**Objective**
Consider the records below. How many of their lines include the word "thumbs"? State the number and nothing else.

**Data shown**
──────
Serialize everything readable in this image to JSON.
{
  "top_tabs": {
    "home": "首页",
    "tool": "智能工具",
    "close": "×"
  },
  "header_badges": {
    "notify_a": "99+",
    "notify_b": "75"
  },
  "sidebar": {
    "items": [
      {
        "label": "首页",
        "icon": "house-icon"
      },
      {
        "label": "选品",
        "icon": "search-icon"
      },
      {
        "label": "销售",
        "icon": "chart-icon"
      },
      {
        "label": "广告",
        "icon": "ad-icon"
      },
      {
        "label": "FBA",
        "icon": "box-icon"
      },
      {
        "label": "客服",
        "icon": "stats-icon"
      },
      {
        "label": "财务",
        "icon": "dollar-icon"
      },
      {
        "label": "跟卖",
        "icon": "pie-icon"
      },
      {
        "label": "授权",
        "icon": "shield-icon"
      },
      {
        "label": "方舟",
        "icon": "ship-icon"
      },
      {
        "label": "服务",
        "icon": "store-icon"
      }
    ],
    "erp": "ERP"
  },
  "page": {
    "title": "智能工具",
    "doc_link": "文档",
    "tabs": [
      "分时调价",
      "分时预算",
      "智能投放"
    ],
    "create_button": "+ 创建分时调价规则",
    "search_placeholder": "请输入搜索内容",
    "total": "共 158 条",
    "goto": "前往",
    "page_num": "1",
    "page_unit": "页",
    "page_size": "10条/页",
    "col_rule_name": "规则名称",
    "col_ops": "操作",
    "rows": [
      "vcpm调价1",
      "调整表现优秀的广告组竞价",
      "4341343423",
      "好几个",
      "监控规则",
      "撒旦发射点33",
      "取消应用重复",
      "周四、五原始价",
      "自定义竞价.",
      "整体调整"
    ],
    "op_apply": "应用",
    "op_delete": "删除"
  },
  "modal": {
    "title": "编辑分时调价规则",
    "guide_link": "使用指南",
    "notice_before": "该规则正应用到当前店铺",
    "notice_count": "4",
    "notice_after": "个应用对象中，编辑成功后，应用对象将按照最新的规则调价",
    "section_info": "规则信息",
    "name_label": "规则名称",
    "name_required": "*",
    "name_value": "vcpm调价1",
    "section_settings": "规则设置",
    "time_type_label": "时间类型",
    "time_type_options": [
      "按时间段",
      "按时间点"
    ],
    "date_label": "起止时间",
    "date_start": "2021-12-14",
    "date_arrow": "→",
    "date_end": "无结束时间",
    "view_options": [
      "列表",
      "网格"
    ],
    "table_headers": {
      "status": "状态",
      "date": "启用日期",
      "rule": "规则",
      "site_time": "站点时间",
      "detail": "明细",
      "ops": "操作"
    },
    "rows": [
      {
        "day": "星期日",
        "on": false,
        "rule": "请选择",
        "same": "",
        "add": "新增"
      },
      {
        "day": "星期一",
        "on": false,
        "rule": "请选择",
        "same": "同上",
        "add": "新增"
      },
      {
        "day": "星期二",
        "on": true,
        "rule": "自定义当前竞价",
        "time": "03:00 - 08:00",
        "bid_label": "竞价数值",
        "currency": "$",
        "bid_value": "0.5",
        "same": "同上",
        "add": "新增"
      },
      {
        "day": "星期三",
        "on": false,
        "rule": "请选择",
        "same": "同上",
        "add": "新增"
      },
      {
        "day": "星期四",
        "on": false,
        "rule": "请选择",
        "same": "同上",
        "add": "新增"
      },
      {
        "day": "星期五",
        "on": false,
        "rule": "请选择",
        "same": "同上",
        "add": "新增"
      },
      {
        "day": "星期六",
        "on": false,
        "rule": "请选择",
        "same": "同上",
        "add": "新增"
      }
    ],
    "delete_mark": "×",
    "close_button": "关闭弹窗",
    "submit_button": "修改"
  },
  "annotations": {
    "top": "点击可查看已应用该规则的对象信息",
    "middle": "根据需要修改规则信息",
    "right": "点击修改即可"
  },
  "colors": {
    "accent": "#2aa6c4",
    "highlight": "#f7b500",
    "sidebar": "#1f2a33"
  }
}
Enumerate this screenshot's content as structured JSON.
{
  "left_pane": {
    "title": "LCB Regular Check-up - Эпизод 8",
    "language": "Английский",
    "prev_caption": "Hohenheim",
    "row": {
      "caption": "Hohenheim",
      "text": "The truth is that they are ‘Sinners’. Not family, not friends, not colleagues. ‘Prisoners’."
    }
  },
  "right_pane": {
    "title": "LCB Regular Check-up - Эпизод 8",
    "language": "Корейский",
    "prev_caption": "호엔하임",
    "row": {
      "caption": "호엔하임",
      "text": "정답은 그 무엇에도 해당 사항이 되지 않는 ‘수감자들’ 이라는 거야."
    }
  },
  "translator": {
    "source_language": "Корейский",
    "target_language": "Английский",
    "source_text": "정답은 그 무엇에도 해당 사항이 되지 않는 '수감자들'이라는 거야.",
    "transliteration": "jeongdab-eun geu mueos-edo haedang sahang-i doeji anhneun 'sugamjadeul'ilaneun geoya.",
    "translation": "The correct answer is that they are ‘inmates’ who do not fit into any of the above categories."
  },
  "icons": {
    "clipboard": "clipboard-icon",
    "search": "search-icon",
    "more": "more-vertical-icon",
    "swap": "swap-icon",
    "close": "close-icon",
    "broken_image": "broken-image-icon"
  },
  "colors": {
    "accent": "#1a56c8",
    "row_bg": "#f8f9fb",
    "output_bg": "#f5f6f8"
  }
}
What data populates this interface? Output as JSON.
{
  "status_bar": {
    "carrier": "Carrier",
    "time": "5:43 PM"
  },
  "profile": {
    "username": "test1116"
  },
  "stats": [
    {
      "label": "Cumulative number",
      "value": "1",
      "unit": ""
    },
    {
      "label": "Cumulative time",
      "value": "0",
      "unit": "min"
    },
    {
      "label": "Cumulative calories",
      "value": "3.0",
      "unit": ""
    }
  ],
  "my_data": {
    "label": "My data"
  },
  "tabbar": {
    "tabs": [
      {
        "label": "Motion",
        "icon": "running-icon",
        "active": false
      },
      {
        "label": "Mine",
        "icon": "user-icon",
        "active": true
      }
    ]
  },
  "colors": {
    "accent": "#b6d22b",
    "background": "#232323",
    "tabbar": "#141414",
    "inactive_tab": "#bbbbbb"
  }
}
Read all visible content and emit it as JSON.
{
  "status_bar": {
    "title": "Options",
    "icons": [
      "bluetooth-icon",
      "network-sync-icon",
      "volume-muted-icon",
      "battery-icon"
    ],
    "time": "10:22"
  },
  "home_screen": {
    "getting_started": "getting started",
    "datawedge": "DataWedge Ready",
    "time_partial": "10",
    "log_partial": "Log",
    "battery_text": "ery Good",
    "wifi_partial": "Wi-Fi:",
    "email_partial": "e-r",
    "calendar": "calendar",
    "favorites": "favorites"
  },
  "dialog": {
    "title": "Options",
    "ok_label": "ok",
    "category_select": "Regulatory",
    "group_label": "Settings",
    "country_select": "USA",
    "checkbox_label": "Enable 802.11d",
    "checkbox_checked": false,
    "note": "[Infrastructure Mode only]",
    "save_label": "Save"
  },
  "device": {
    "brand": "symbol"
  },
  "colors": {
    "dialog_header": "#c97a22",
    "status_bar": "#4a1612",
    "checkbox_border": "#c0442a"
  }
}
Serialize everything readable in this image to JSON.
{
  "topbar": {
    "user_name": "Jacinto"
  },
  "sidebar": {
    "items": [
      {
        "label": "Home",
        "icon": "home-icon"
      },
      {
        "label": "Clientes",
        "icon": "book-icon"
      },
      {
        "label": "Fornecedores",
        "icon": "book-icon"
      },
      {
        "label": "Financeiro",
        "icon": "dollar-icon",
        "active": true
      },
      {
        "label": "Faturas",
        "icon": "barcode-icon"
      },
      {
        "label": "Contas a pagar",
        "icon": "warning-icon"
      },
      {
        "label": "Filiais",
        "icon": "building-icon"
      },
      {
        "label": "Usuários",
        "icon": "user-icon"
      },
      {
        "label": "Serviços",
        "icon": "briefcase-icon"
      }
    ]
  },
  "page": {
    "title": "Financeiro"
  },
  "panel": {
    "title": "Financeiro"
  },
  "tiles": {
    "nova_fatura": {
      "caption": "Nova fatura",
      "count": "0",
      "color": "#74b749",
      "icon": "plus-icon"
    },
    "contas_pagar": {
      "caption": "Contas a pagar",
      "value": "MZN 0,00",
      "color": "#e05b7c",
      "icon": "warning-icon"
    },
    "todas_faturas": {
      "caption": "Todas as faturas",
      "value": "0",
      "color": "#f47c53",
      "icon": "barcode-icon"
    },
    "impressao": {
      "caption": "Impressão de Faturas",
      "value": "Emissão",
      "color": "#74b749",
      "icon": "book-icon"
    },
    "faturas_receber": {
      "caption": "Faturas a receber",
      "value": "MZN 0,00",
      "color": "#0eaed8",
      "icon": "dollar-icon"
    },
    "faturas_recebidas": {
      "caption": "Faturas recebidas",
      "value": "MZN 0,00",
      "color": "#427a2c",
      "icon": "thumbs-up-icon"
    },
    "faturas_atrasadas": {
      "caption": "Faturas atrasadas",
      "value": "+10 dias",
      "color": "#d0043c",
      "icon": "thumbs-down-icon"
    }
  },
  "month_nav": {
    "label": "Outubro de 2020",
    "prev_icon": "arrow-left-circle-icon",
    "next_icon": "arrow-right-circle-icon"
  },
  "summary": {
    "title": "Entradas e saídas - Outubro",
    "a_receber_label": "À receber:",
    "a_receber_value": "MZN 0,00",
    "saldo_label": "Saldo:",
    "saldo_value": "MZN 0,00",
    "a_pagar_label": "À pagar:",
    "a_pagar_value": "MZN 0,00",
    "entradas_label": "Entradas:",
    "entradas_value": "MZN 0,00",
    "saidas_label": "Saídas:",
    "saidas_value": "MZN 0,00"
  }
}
──────
**The solution**
2